**What needs to be done**
In the data below, locate each line with the word "JSON" and list it.

**Records to process**

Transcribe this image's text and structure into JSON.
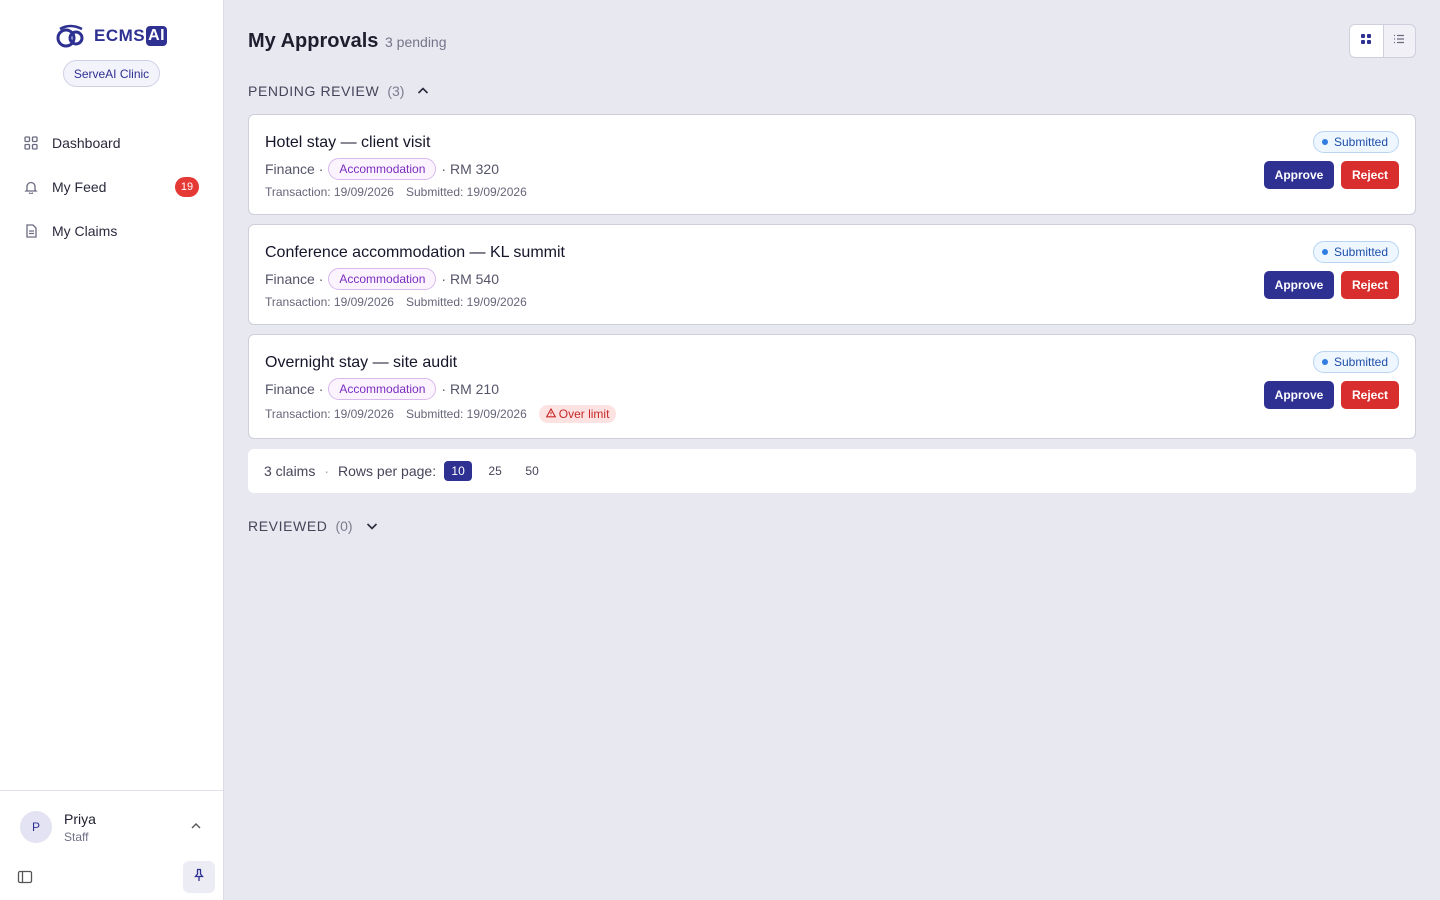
{
  "sidebar": {
    "logo_text": "ECMS",
    "logo_ai": "AI",
    "clinic": "ServeAI Clinic",
    "items": [
      {
        "label": "Dashboard",
        "icon": "grid-icon"
      },
      {
        "label": "My Feed",
        "icon": "bell-icon",
        "badge": "19"
      },
      {
        "label": "My Claims",
        "icon": "document-icon"
      }
    ],
    "user": {
      "initial": "P",
      "name": "Priya",
      "role": "Staff"
    }
  },
  "header": {
    "title": "My Approvals",
    "pending": "3 pending"
  },
  "pending_section": {
    "label": "PENDING REVIEW",
    "count": "(3)"
  },
  "reviewed_section": {
    "label": "REVIEWED",
    "count": "(0)"
  },
  "claims": [
    {
      "title": "Hotel stay — client visit",
      "department": "Finance ·",
      "category": "Accommodation",
      "amount": "· RM 320",
      "transaction": "Transaction: 19/09/2026",
      "submitted": "Submitted: 19/09/2026",
      "status": "Submitted",
      "warning": ""
    },
    {
      "title": "Conference accommodation — KL summit",
      "department": "Finance ·",
      "category": "Accommodation",
      "amount": "· RM 540",
      "transaction": "Transaction: 19/09/2026",
      "submitted": "Submitted: 19/09/2026",
      "status": "Submitted",
      "warning": ""
    },
    {
      "title": "Overnight stay — site audit",
      "department": "Finance ·",
      "category": "Accommodation",
      "amount": "· RM 210",
      "transaction": "Transaction: 19/09/2026",
      "submitted": "Submitted: 19/09/2026",
      "status": "Submitted",
      "warning": "Over limit"
    }
  ],
  "actions": {
    "approve": "Approve",
    "reject": "Reject"
  },
  "pager": {
    "count": "3 claims",
    "rows_label": "Rows per page:",
    "options": [
      "10",
      "25",
      "50"
    ],
    "selected": "10"
  },
  "colors": {
    "brand": "#2e3192",
    "reject": "#d92e2e",
    "status": "#1e4fa8",
    "category": "#7b2cbf"
  }
}
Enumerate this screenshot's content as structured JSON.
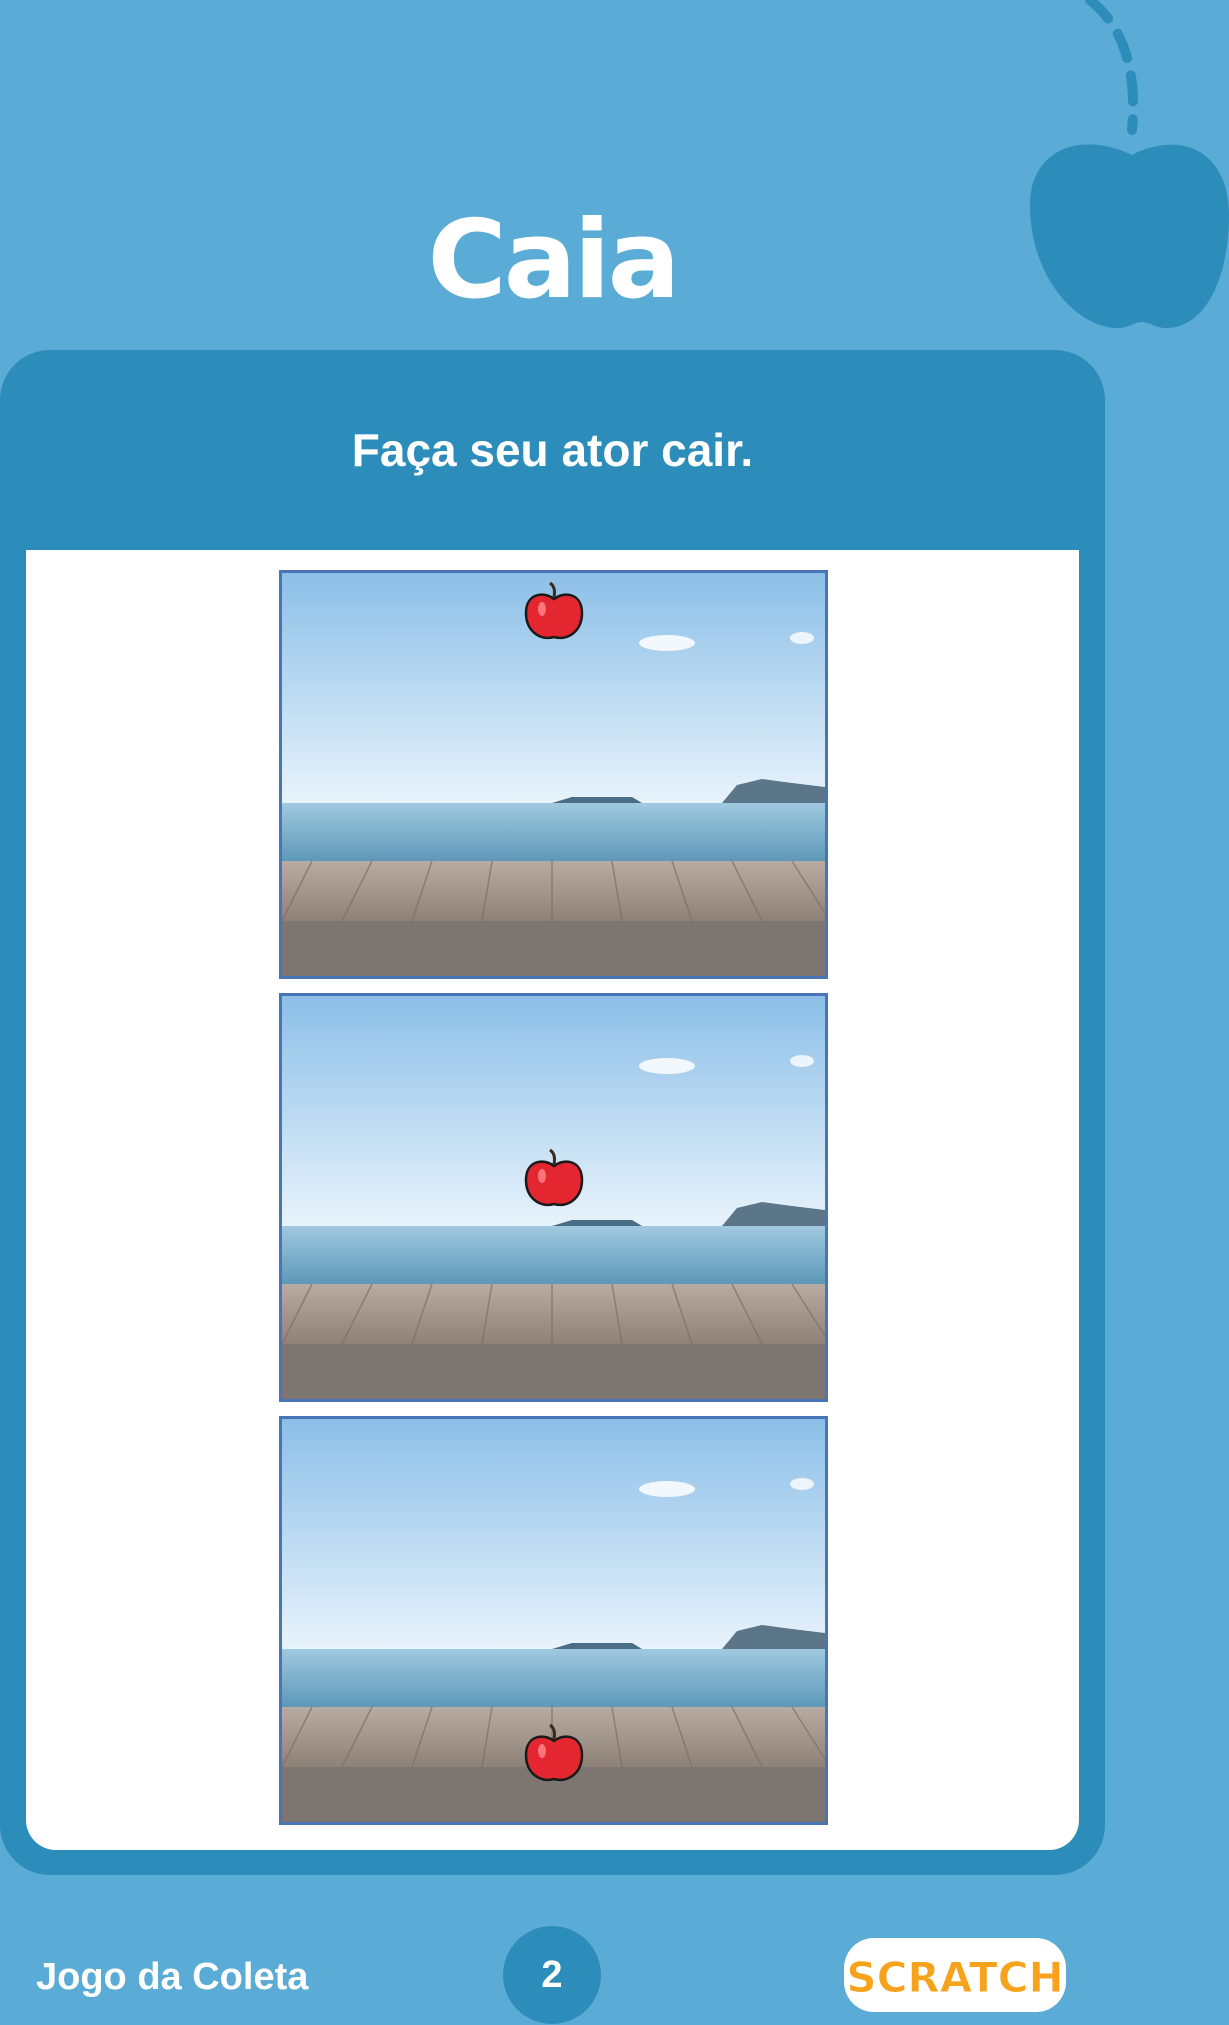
{
  "header": {
    "title": "Caia"
  },
  "card": {
    "instruction": "Faça seu ator cair."
  },
  "steps": [
    {
      "description": "apple at top of stage"
    },
    {
      "description": "apple falling, middle of stage"
    },
    {
      "description": "apple at bottom of stage"
    }
  ],
  "footer": {
    "project_name": "Jogo da Coleta",
    "page_number": "2",
    "logo_text": "SCRATCH"
  },
  "colors": {
    "page_background": "#5aacd6",
    "card": "#2d8dba",
    "frame_border": "#4a74b8",
    "apple": "#e3262f",
    "logo": "#f7a21b"
  }
}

**Correct result**
Transcribe this image's text and structure into JSON.
Enumerate this screenshot's content as structured JSON.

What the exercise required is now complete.